WORK TO DO:
State how many lines of the listing below include the word "coeff". Give only the number.

DATA FOR PROCESSING:
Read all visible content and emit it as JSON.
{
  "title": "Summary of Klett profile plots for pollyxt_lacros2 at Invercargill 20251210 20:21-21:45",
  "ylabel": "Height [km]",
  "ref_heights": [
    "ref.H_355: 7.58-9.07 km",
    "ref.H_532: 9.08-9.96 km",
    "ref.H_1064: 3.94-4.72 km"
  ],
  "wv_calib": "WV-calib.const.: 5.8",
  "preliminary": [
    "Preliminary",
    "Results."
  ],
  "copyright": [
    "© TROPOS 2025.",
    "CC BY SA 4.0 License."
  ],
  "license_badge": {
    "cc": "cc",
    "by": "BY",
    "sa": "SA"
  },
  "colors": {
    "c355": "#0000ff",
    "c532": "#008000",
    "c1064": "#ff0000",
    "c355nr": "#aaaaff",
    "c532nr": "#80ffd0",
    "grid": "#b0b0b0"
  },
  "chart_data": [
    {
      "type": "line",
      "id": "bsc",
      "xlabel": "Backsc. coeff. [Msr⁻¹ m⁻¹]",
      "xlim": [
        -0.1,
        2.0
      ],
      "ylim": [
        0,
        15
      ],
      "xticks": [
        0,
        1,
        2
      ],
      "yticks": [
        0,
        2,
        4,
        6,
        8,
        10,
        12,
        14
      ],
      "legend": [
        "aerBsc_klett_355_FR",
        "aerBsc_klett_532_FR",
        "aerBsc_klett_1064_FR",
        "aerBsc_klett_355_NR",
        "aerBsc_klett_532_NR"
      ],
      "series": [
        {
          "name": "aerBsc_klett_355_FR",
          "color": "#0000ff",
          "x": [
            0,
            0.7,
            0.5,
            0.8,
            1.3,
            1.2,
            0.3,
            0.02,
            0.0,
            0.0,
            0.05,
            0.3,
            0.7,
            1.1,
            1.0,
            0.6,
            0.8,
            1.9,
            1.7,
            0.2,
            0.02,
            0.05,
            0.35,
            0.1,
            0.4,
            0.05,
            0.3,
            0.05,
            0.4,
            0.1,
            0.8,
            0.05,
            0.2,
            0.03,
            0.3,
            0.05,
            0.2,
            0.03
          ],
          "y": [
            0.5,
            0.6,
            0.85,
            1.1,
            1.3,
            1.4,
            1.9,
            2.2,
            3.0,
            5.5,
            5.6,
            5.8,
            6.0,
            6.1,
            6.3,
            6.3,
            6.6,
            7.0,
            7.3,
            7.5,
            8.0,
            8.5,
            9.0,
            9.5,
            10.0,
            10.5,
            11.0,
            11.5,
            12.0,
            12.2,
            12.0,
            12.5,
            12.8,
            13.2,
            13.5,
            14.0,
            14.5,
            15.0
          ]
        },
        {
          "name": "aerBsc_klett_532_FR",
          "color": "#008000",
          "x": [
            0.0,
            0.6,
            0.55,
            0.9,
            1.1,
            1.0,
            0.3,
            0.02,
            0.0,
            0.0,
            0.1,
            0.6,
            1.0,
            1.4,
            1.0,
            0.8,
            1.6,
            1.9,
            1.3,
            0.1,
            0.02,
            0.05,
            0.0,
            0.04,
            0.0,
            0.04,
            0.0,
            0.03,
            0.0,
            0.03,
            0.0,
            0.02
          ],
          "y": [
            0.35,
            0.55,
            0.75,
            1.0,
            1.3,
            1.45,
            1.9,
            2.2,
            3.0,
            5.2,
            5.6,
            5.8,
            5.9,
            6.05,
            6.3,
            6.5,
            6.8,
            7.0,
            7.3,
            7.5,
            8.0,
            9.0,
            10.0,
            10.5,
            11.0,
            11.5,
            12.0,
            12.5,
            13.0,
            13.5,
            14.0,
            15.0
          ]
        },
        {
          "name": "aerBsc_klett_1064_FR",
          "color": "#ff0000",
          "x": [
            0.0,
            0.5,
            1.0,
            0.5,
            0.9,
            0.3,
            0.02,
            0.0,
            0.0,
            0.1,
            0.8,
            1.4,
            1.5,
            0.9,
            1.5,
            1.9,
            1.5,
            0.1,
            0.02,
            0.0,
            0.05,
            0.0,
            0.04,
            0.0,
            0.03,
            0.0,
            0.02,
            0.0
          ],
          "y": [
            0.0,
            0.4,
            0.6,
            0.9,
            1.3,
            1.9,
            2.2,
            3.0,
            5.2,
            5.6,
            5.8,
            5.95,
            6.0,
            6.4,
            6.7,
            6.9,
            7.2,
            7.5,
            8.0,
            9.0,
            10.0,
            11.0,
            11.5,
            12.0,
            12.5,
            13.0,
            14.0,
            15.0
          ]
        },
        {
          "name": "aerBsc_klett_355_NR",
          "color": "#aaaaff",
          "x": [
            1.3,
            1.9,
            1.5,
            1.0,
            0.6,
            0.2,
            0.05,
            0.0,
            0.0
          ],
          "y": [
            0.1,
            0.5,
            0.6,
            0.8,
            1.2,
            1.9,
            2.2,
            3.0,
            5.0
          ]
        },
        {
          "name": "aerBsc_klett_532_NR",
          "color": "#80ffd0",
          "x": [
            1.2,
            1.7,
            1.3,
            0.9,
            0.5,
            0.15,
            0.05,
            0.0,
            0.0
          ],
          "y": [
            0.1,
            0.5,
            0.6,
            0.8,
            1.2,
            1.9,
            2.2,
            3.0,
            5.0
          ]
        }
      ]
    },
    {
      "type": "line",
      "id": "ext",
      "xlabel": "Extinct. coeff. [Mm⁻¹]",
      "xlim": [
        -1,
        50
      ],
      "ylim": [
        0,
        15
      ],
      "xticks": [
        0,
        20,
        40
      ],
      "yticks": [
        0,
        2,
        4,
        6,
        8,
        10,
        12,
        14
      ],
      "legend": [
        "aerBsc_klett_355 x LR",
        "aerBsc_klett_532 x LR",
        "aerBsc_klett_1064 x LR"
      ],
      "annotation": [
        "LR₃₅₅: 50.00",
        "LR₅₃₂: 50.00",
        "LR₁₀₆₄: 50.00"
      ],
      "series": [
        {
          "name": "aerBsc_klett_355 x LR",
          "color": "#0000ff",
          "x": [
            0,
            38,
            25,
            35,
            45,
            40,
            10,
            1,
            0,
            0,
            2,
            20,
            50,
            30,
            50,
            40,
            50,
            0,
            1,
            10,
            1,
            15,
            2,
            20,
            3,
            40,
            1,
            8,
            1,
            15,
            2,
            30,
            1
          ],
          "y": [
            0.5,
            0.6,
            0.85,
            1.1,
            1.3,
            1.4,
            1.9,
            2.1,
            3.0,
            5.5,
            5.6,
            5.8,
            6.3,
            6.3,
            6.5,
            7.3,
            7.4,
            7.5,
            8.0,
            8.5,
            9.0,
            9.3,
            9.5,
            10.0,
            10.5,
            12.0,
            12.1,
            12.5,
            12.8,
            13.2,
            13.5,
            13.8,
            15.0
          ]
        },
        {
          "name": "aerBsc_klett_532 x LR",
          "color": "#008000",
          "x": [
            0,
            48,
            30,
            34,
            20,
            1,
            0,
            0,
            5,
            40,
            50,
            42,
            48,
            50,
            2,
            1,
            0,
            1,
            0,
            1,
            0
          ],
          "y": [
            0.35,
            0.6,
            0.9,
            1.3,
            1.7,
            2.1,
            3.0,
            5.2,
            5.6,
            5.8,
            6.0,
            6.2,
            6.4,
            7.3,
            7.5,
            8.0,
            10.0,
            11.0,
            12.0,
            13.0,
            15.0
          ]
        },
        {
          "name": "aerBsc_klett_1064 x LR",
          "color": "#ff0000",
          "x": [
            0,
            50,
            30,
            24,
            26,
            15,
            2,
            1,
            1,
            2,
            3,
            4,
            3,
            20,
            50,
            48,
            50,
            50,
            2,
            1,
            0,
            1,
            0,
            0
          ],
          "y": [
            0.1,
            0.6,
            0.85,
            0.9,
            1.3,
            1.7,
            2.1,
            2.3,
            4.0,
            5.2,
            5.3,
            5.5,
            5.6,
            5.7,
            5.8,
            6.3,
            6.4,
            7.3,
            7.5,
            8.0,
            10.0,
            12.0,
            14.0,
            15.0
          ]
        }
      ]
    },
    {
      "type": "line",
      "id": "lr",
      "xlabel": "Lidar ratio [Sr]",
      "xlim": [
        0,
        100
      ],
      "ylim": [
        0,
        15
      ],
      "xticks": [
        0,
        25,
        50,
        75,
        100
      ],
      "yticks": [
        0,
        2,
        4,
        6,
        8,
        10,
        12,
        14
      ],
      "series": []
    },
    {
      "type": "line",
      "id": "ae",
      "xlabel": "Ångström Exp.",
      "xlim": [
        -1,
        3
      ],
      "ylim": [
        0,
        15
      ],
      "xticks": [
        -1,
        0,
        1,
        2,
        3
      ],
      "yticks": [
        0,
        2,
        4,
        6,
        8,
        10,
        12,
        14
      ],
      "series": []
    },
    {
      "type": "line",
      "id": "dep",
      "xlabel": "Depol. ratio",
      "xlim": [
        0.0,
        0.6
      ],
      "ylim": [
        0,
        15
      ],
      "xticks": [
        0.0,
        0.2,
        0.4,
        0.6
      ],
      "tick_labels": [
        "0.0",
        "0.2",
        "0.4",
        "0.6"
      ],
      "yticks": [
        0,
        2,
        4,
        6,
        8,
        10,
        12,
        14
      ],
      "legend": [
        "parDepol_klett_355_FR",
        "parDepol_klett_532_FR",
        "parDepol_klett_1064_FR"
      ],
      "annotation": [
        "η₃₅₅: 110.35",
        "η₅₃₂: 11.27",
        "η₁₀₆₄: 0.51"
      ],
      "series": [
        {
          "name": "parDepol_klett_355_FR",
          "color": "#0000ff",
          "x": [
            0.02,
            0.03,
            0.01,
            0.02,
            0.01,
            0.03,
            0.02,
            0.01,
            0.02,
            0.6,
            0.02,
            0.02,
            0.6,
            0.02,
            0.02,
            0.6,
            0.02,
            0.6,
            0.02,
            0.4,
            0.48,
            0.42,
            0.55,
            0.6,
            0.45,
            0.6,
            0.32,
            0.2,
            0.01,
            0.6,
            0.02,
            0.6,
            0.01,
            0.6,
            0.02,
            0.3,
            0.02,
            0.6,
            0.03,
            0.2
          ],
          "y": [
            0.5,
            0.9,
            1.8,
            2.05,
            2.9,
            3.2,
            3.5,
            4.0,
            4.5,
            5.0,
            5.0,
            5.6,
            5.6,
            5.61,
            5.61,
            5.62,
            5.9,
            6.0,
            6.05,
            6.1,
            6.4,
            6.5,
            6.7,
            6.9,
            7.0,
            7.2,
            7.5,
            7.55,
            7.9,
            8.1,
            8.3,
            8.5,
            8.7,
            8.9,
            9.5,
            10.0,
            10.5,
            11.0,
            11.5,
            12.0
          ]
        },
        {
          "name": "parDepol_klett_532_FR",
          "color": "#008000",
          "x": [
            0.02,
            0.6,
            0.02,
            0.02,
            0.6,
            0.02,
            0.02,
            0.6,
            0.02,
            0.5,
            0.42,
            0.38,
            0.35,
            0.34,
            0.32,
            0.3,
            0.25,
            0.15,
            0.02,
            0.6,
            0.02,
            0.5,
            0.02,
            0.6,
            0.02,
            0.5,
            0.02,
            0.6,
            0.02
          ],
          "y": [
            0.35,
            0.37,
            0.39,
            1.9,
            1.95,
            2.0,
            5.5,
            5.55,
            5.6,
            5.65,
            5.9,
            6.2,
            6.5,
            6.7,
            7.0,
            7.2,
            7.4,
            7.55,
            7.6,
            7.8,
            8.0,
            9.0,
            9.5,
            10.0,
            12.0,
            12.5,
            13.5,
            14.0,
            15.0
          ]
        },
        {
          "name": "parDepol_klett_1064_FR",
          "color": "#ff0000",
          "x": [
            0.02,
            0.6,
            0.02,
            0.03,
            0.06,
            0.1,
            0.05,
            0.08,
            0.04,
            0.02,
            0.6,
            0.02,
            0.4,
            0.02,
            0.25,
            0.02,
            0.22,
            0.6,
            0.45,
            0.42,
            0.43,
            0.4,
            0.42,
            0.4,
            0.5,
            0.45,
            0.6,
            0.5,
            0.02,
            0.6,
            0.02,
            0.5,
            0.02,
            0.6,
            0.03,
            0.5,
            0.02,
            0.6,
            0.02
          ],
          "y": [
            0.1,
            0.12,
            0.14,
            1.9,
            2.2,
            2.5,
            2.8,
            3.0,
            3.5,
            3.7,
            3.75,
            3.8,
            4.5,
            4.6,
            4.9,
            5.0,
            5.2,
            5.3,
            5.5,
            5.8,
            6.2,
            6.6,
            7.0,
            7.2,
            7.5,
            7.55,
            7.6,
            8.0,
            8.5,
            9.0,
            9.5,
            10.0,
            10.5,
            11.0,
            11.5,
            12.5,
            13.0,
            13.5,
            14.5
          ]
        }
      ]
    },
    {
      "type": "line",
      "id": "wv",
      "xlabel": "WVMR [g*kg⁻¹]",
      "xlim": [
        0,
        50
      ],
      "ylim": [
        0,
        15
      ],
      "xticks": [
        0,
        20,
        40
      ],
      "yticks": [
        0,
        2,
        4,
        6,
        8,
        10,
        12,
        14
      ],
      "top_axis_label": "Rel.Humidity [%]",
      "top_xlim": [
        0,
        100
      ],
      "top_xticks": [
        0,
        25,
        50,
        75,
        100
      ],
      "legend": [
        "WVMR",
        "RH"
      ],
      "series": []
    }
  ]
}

FINISHED EXERCISE:
2